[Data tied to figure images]
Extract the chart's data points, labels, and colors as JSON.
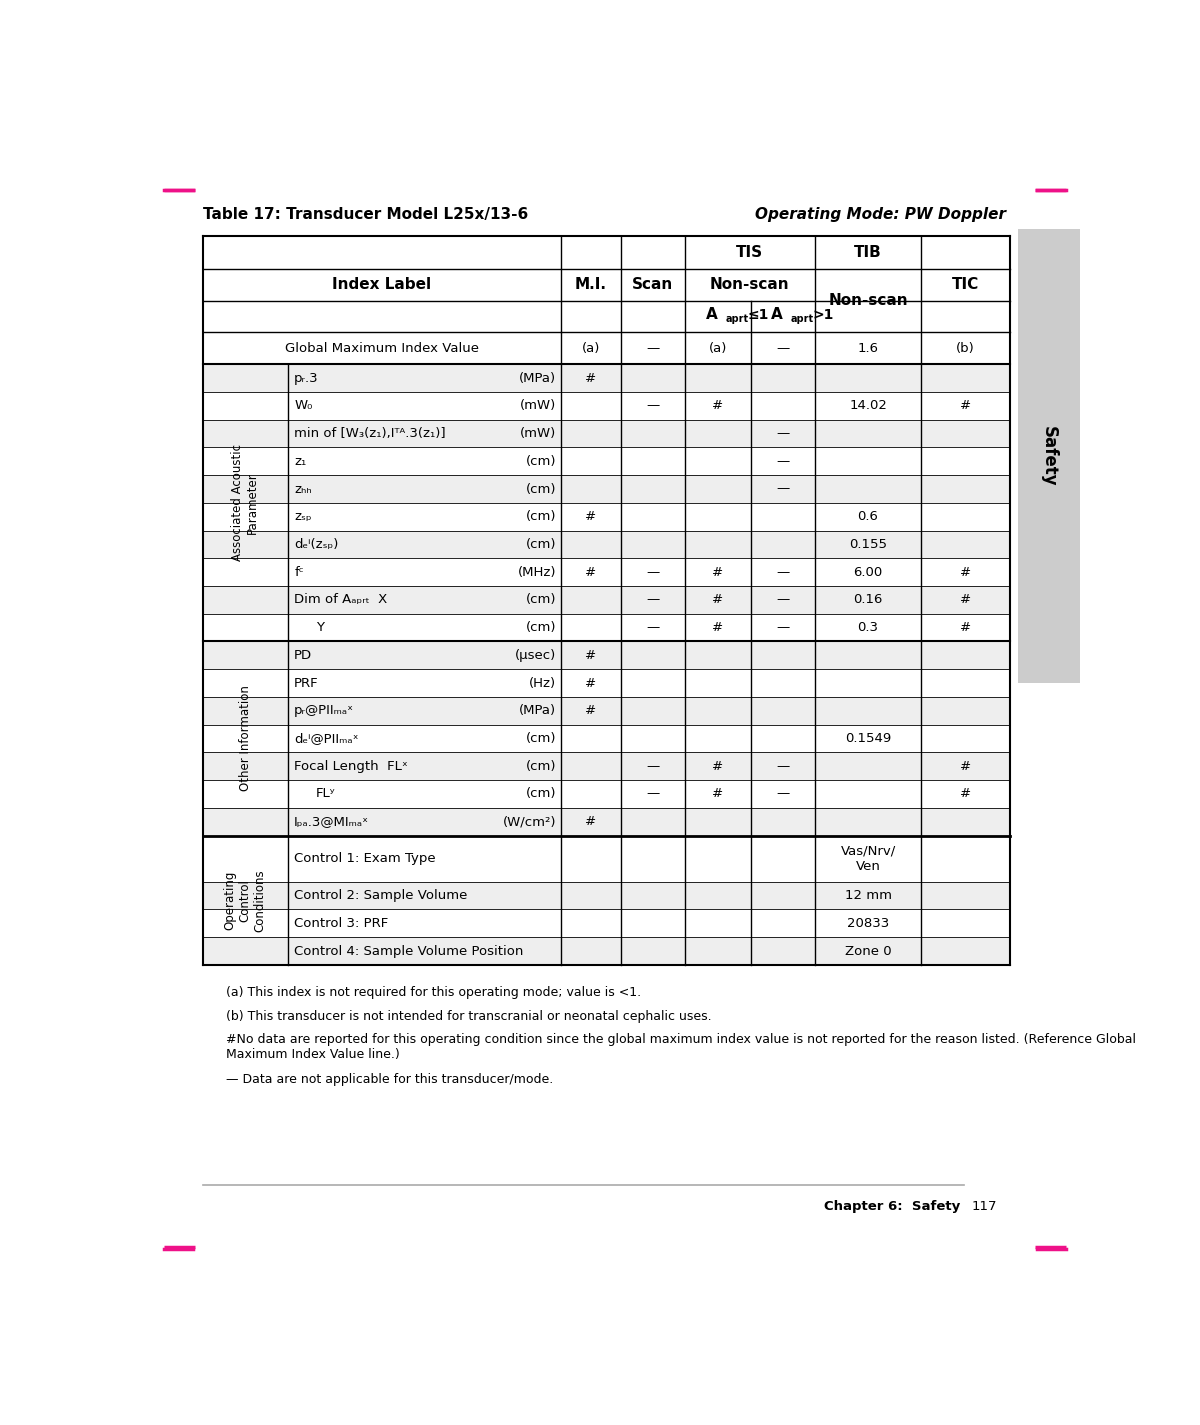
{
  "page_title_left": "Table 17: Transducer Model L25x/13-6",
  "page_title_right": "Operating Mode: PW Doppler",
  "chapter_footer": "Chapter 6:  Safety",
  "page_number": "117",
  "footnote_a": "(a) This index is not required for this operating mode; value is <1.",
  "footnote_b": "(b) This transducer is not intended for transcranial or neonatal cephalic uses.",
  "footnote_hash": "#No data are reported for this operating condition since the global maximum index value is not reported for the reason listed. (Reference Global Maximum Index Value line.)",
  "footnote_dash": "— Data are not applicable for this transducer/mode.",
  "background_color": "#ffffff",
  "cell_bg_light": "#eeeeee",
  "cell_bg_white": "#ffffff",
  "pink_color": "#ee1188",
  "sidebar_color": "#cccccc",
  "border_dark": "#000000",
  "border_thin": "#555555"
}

Problem statement
Repeat the listing in full and exactly. Leave any pictures out.

Result of this task
Extract the chart's data points, labels, and colors as JSON.
{
  "page_title_left": "Table 17: Transducer Model L25x/13-6",
  "page_title_right": "Operating Mode: PW Doppler",
  "chapter_footer": "Chapter 6:  Safety",
  "page_number": "117",
  "footnote_a": "(a) This index is not required for this operating mode; value is <1.",
  "footnote_b": "(b) This transducer is not intended for transcranial or neonatal cephalic uses.",
  "footnote_hash": "#No data are reported for this operating condition since the global maximum index value is not reported for the reason listed. (Reference Global Maximum Index Value line.)",
  "footnote_dash": "— Data are not applicable for this transducer/mode.",
  "background_color": "#ffffff",
  "cell_bg_light": "#eeeeee",
  "cell_bg_white": "#ffffff",
  "pink_color": "#ee1188",
  "sidebar_color": "#cccccc",
  "border_dark": "#000000",
  "border_thin": "#555555"
}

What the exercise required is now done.